Would you transcribe the listing that follows, character for character, and omit its images?

start

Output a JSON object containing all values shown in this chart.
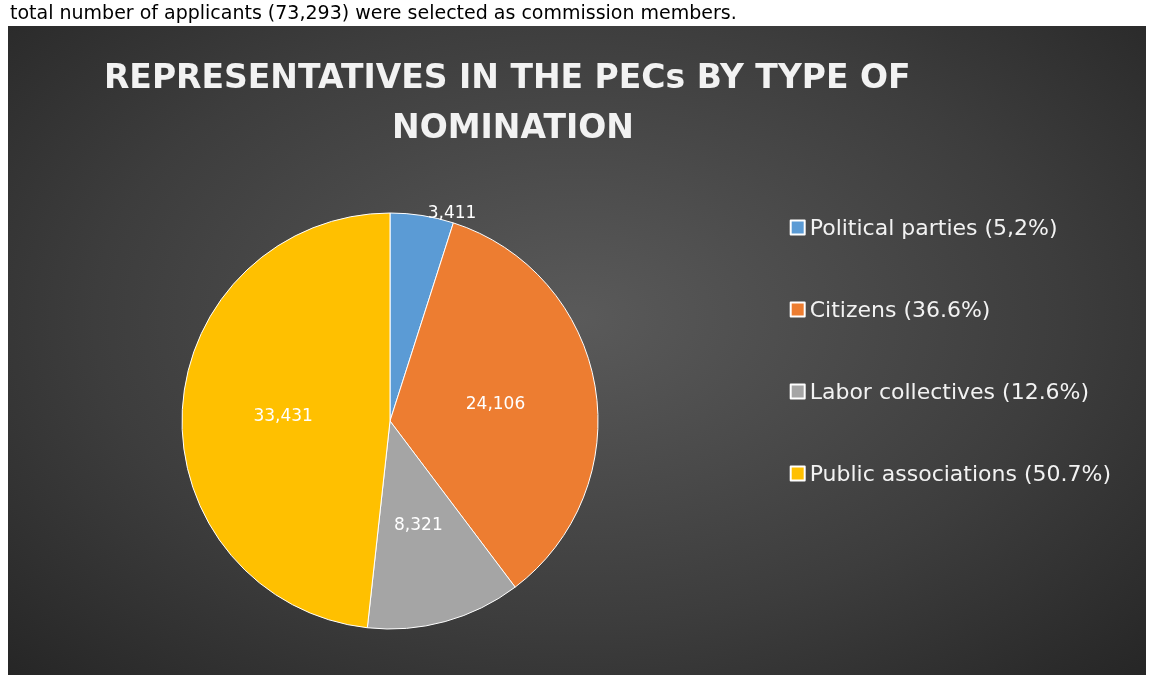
{
  "chart_data": {
    "type": "pie",
    "title": "REPRESENTATIVES IN THE PECs BY TYPE OF NOMINATION",
    "categories": [
      "Political parties (5,2%)",
      "Citizens (36.6%)",
      "Labor collectives (12.6%)",
      "Public associations (50.7%)"
    ],
    "values": [
      3411,
      24106,
      8321,
      33431
    ],
    "colors": [
      "#5b9bd5",
      "#ed7d31",
      "#a5a5a5",
      "#ffc000"
    ],
    "value_labels": [
      "3,411",
      "24,106",
      "8,321",
      "33,431"
    ],
    "legend": "right",
    "annotations": [
      "total number of applicants (73,293) were selected as commission members."
    ]
  }
}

end

### RESULT OF THIS EXERCISE
Output a JSON object containing all values shown in this chart.
{
  "chart_data": {
    "type": "pie",
    "title": "REPRESENTATIVES IN THE PECs BY TYPE OF NOMINATION",
    "categories": [
      "Political parties (5,2%)",
      "Citizens (36.6%)",
      "Labor collectives (12.6%)",
      "Public associations (50.7%)"
    ],
    "values": [
      3411,
      24106,
      8321,
      33431
    ],
    "colors": [
      "#5b9bd5",
      "#ed7d31",
      "#a5a5a5",
      "#ffc000"
    ],
    "value_labels": [
      "3,411",
      "24,106",
      "8,321",
      "33,431"
    ],
    "legend": "right",
    "annotations": [
      "total number of applicants (73,293) were selected as commission members."
    ]
  }
}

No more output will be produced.